REQUIRED WORK:
Write out the material again exactly, please, and omit the pictures.

DATA PROVIDED:
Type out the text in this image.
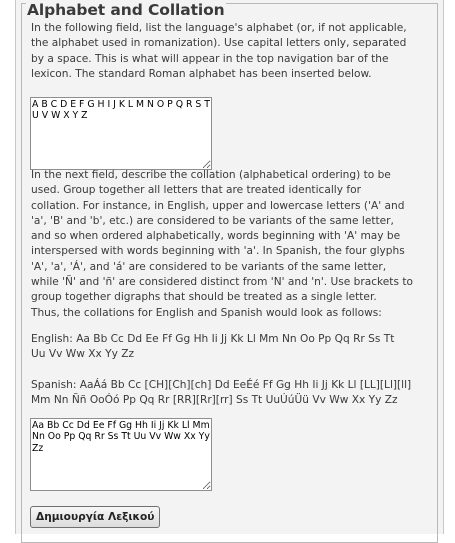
Alphabet and Collation

In the following field, list the language's alphabet (or, if not applicable,
the alphabet used in romanization). Use capital letters only, separated
by a space. This is what will appear in the top navigation bar of the
lexicon. The standard Roman alphabet has been inserted below.

A B C D E F G H I J K L M N O P Q R S T U V W X Y Z

In the next field, describe the collation (alphabetical ordering) to be
used. Group together all letters that are treated identically for
collation. For instance, in English, upper and lowercase letters ('A' and
'a', 'B' and 'b', etc.) are considered to be variants of the same letter,
and so when ordered alphabetically, words beginning with 'A' may be
interspersed with words beginning with 'a'. In Spanish, the four glyphs
'A', 'a', 'Á', and 'á' are considered to be variants of the same letter,
while 'Ñ' and 'ñ' are considered distinct from 'N' and 'n'. Use brackets to
group together digraphs that should be treated as a single letter.
Thus, the collations for English and Spanish would look as follows:

English: Aa Bb Cc Dd Ee Ff Gg Hh Ii Jj Kk Ll Mm Nn Oo Pp Qq Rr Ss Tt
Uu Vv Ww Xx Yy Zz

Spanish: AaÁá Bb Cc [CH][Ch][ch] Dd EeÉé Ff Gg Hh Ii Jj Kk Ll [LL][Ll][ll]
Mm Nn Ññ OoÓó Pp Qq Rr [RR][Rr][rr] Ss Tt UuÚúÜü Vv Ww Xx Yy Zz

Aa Bb Cc Dd Ee Ff Gg Hh Ii Jj Kk Ll Mm Nn Oo Pp Qq Rr Ss Tt Uu Vv Ww Xx Yy Zz
Δημιουργία Λεξικού
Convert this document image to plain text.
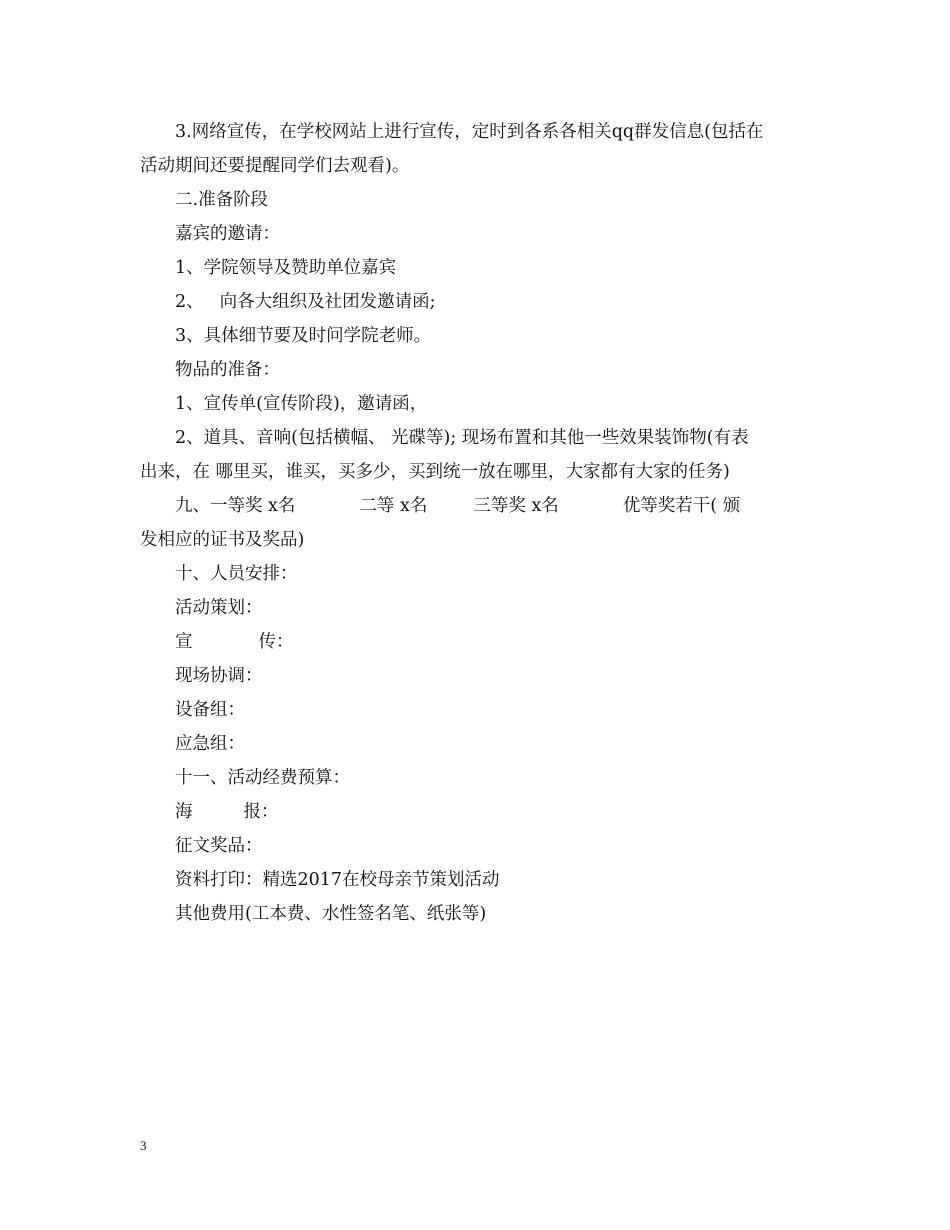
3.网络宣传，在学校网站上进行宣传，定时到各系各相关qq群发信息(包括在
活动期间还要提醒同学们去观看)。
二.准备阶段
嘉宾的邀请：
1、学院领导及赞助单位嘉宾
2、 向各大组织及社团发邀请函;
3、具体细节要及时问学院老师。
物品的准备：
1、宣传单(宣传阶段)，邀请函，
2、道具、音响(包括横幅、 光碟等); 现场布置和其他一些效果装饰物(有表
出来，在 哪里买，谁买，买多少，买到统一放在哪里，大家都有大家的任务)
九、一等奖 x名	二等 x名	三等奖 x名	优等奖若干( 颁
发相应的证书及奖品)
十、人员安排：
活动策划：
宣	传：
现场协调：
设备组：
应急组：
十一、活动经费预算：
海	报：
征文奖品：
资料打印：精选2017在校母亲节策划活动
其他费用(工本费、水性签名笔、纸张等)
3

EXERCISE RESPONSE:
Type out the text in this image.
Alphabet and Collation

In the following field, list the language's alphabet (or, if not applicable,
the alphabet used in romanization). Use capital letters only, separated
by a space. This is what will appear in the top navigation bar of the
lexicon. The standard Roman alphabet has been inserted below.

A B C D E F G H I J K L M N O P Q R S T U V W X Y Z

In the next field, describe the collation (alphabetical ordering) to be
used. Group together all letters that are treated identically for
collation. For instance, in English, upper and lowercase letters ('A' and
'a', 'B' and 'b', etc.) are considered to be variants of the same letter,
and so when ordered alphabetically, words beginning with 'A' may be
interspersed with words beginning with 'a'. In Spanish, the four glyphs
'A', 'a', 'Á', and 'á' are considered to be variants of the same letter,
while 'Ñ' and 'ñ' are considered distinct from 'N' and 'n'. Use brackets to
group together digraphs that should be treated as a single letter.
Thus, the collations for English and Spanish would look as follows:

English: Aa Bb Cc Dd Ee Ff Gg Hh Ii Jj Kk Ll Mm Nn Oo Pp Qq Rr Ss Tt
Uu Vv Ww Xx Yy Zz

Spanish: AaÁá Bb Cc [CH][Ch][ch] Dd EeÉé Ff Gg Hh Ii Jj Kk Ll [LL][Ll][ll]
Mm Nn Ññ OoÓó Pp Qq Rr [RR][Rr][rr] Ss Tt UuÚúÜü Vv Ww Xx Yy Zz

Aa Bb Cc Dd Ee Ff Gg Hh Ii Jj Kk Ll Mm Nn Oo Pp Qq Rr Ss Tt Uu Vv Ww Xx Yy Zz
Δημιουργία Λεξικού
Convert this document image to plain text.
3.网络宣传，在学校网站上进行宣传，定时到各系各相关qq群发信息(包括在
活动期间还要提醒同学们去观看)。
二.准备阶段
嘉宾的邀请：
1、学院领导及赞助单位嘉宾
2、 向各大组织及社团发邀请函;
3、具体细节要及时问学院老师。
物品的准备：
1、宣传单(宣传阶段)，邀请函，
2、道具、音响(包括横幅、 光碟等); 现场布置和其他一些效果装饰物(有表
出来，在 哪里买，谁买，买多少，买到统一放在哪里，大家都有大家的任务)
九、一等奖 x名	二等 x名	三等奖 x名	优等奖若干( 颁
发相应的证书及奖品)
十、人员安排：
活动策划：
宣	传：
现场协调：
设备组：
应急组：
十一、活动经费预算：
海	报：
征文奖品：
资料打印：精选2017在校母亲节策划活动
其他费用(工本费、水性签名笔、纸张等)
3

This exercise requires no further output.